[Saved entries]
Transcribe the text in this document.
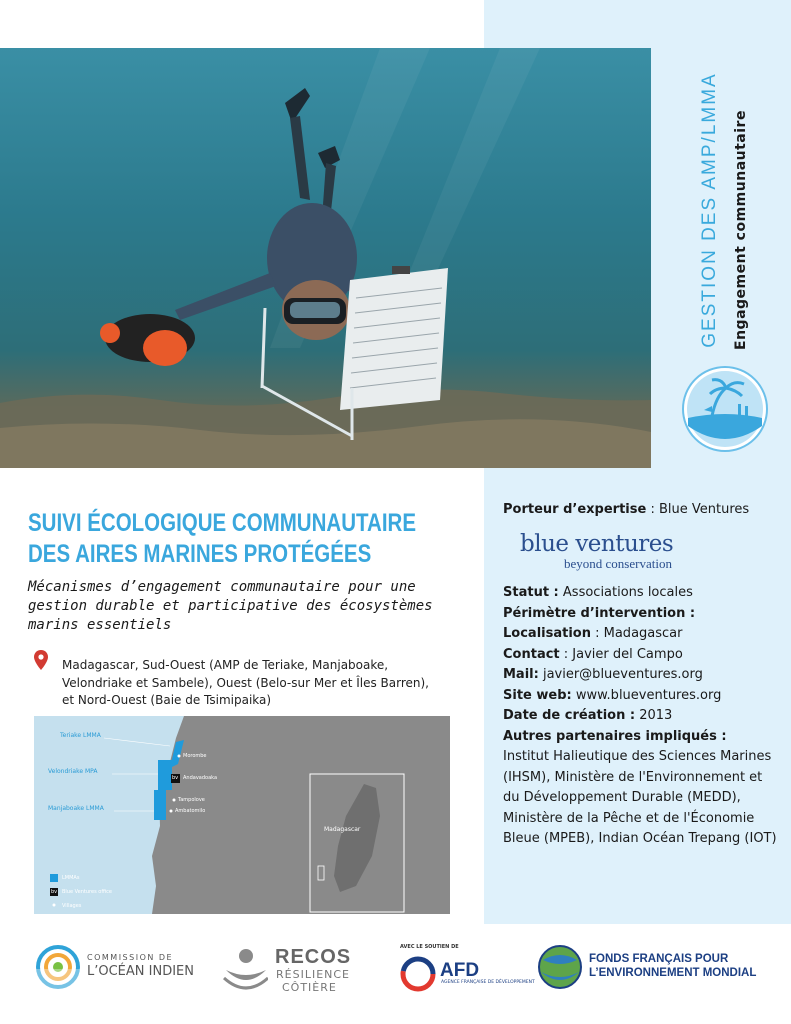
GESTION DES AMP/LMMA Engagement communautaire
SUIVI ÉCOLOGIQUE COMMUNAUTAIRE
DES AIRES MARINES PROTÉGÉES
Mécanismes d’engagement communautaire pour une gestion durable et participative des écosystèmes marins essentiels
Madagascar, Sud-Ouest (AMP de Teriake, Manjaboake,
Velondriake et Sambele), Ouest (Belo-sur Mer et Îles Barren),
et Nord-Ouest (Baie de Tsimipaika)
Teriake LMMA
Velondriake MPA
Manjaboake LMMA
Morombe
Andavadoaka
Tampolove
Ambatomilo
Madagascar
LMMAs
Blue Ventures office
Villages
bv
bv
Porteur d’expertise : Blue Ventures
blue ventures
beyond conservation
Statut : Associations locales
Périmètre d’intervention :
Localisation : Madagascar
Contact : Javier del Campo
Mail: javier@blueventures.org
Site web: www.blueventures.org
Date de création : 2013
Autres partenaires impliqués :
Institut Halieutique des Sciences Marines (IHSM), Ministère de l'Environnement et du Développement Durable (MEDD), Ministère de la Pêche et de l'Économie Bleue (MPEB), Indian Océan Trepang (IOT)
COMMISSION DE
L’OCÉAN INDIEN
RECOS
RÉSILIENCE
CÔTIÈRE
AVEC LE SOUTIEN DE
AFD
AGENCE FRANÇAISE DE DÉVELOPPEMENT
FONDS FRANÇAIS POUR
L’ENVIRONNEMENT MONDIAL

| Exercise aim |
Using the material above, return every line exactly as it appears, minus the pictures.

| Written answer |
Transcribe the text in this document.
GESTION DES AMP/LMMA Engagement communautaire
SUIVI ÉCOLOGIQUE COMMUNAUTAIRE
DES AIRES MARINES PROTÉGÉES
Mécanismes d’engagement communautaire pour une gestion durable et participative des écosystèmes marins essentiels
Madagascar, Sud-Ouest (AMP de Teriake, Manjaboake,
Velondriake et Sambele), Ouest (Belo-sur Mer et Îles Barren),
et Nord-Ouest (Baie de Tsimipaika)
Teriake LMMA
Velondriake MPA
Manjaboake LMMA
Morombe
Andavadoaka
Tampolove
Ambatomilo
Madagascar
LMMAs
Blue Ventures office
Villages
bv
bv
Porteur d’expertise : Blue Ventures
blue ventures
beyond conservation
Statut : Associations locales
Périmètre d’intervention :
Localisation : Madagascar
Contact : Javier del Campo
Mail: javier@blueventures.org
Site web: www.blueventures.org
Date de création : 2013
Autres partenaires impliqués :
Institut Halieutique des Sciences Marines (IHSM), Ministère de l'Environnement et du Développement Durable (MEDD), Ministère de la Pêche et de l'Économie Bleue (MPEB), Indian Océan Trepang (IOT)
COMMISSION DE
L’OCÉAN INDIEN
RECOS
RÉSILIENCE
CÔTIÈRE
AVEC LE SOUTIEN DE
AFD
AGENCE FRANÇAISE DE DÉVELOPPEMENT
FONDS FRANÇAIS POUR
L’ENVIRONNEMENT MONDIAL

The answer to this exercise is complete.